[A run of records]
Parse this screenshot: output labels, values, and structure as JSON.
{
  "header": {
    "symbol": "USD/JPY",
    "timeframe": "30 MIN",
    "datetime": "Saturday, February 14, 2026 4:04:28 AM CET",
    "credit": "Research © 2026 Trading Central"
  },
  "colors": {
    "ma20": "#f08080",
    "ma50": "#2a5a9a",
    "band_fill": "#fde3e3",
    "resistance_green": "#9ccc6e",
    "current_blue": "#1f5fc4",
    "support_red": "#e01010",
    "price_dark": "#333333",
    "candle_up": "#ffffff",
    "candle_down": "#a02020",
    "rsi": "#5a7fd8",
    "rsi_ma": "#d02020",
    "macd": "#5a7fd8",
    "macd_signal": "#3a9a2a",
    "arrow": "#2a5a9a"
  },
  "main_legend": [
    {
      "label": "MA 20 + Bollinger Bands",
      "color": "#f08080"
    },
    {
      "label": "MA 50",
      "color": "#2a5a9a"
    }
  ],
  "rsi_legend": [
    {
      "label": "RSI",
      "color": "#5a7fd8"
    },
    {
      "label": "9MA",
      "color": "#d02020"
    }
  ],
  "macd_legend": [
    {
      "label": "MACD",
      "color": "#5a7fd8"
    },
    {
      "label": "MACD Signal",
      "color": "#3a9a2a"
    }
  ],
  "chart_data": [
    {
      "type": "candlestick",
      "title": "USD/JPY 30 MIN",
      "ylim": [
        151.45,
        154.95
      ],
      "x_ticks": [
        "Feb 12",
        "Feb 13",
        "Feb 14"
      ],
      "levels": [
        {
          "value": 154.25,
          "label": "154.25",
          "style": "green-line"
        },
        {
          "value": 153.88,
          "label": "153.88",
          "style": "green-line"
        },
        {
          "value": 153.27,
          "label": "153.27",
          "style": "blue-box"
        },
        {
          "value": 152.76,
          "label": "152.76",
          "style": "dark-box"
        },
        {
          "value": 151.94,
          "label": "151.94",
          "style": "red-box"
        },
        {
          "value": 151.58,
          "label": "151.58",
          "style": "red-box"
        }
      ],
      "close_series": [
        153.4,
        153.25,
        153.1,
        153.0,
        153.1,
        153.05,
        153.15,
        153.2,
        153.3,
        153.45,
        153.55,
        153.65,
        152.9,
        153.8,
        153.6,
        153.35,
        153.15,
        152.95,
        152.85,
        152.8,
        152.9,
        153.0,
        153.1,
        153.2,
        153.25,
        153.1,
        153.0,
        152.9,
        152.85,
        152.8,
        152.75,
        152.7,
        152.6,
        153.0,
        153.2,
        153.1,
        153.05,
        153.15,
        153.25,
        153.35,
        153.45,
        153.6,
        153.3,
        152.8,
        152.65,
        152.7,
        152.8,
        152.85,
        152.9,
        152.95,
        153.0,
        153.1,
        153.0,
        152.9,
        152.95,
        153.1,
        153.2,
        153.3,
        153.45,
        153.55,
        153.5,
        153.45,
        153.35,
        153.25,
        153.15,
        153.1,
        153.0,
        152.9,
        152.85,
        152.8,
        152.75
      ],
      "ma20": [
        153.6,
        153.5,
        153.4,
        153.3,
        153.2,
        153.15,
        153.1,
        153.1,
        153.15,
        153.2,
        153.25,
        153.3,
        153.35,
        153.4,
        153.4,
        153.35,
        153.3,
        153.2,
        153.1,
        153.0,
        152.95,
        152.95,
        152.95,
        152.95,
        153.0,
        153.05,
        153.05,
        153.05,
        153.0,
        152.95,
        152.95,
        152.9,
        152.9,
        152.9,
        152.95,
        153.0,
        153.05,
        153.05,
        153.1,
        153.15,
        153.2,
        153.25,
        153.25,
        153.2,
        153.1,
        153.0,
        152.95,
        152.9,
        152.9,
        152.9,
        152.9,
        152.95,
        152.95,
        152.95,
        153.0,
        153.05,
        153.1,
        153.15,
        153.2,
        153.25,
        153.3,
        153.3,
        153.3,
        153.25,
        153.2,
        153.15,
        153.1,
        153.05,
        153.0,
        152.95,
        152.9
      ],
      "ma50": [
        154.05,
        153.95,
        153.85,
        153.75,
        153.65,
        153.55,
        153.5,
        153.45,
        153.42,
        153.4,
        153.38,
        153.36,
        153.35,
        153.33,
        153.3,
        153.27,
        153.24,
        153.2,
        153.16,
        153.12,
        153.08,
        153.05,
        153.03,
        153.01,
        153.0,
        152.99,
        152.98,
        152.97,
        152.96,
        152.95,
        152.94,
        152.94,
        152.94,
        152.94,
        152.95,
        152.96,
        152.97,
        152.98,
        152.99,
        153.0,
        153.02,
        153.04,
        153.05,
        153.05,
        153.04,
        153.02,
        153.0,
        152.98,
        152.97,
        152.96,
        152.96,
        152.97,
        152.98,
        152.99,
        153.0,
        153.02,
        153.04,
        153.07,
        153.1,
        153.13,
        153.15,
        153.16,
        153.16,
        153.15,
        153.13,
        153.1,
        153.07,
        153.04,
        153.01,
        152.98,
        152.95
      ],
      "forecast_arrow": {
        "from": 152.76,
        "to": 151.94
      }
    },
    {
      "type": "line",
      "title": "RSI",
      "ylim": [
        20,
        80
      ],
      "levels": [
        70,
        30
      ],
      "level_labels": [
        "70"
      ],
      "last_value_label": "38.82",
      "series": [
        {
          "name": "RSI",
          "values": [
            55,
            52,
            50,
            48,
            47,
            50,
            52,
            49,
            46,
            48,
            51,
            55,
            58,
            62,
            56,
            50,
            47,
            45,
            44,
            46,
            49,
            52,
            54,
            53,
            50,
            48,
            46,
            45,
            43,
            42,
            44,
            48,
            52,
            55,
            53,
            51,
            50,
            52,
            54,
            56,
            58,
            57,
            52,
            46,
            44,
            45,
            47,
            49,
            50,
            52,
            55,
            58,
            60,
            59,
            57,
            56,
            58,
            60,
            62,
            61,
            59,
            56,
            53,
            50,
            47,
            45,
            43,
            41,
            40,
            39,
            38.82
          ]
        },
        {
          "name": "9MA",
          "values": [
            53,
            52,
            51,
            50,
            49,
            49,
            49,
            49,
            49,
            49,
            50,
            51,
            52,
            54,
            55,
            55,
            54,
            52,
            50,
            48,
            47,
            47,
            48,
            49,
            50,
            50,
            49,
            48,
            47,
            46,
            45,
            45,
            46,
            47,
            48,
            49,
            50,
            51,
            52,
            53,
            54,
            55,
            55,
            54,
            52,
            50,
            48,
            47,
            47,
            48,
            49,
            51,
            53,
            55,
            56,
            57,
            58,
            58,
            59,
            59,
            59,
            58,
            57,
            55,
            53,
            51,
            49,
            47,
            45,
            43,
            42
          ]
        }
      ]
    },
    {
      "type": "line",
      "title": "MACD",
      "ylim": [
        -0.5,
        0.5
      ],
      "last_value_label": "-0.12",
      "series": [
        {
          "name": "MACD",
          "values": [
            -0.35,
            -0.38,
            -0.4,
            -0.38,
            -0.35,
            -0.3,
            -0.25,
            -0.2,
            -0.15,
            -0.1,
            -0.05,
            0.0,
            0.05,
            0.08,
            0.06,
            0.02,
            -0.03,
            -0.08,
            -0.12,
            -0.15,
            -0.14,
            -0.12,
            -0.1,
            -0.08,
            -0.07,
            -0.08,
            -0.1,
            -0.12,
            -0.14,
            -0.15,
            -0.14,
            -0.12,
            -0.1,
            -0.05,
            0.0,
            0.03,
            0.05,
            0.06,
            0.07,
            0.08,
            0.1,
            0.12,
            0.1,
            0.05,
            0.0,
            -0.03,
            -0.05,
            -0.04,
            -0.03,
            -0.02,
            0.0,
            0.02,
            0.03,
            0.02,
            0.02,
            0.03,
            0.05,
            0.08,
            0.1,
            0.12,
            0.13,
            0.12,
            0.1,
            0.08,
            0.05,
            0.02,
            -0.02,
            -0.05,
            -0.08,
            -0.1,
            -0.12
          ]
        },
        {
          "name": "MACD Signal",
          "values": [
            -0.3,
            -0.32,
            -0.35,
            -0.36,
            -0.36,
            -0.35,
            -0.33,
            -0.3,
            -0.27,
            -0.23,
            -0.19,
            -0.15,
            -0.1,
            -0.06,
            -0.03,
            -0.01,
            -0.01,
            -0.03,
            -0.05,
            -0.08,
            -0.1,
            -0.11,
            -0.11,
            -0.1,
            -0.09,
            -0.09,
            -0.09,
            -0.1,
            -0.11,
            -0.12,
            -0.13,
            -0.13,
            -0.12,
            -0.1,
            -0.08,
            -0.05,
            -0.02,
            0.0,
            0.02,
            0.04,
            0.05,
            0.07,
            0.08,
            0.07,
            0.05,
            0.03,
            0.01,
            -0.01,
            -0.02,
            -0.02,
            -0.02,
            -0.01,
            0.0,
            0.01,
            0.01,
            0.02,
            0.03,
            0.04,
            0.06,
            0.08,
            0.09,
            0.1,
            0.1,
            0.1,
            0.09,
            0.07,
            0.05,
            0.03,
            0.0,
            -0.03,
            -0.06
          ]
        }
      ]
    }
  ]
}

Work required:
Write down every line of the data above that includes the string "name".

Answer to this exercise:
          "name": "RSI",
          "name": "9MA",
          "name": "MACD",
          "name": "MACD Signal",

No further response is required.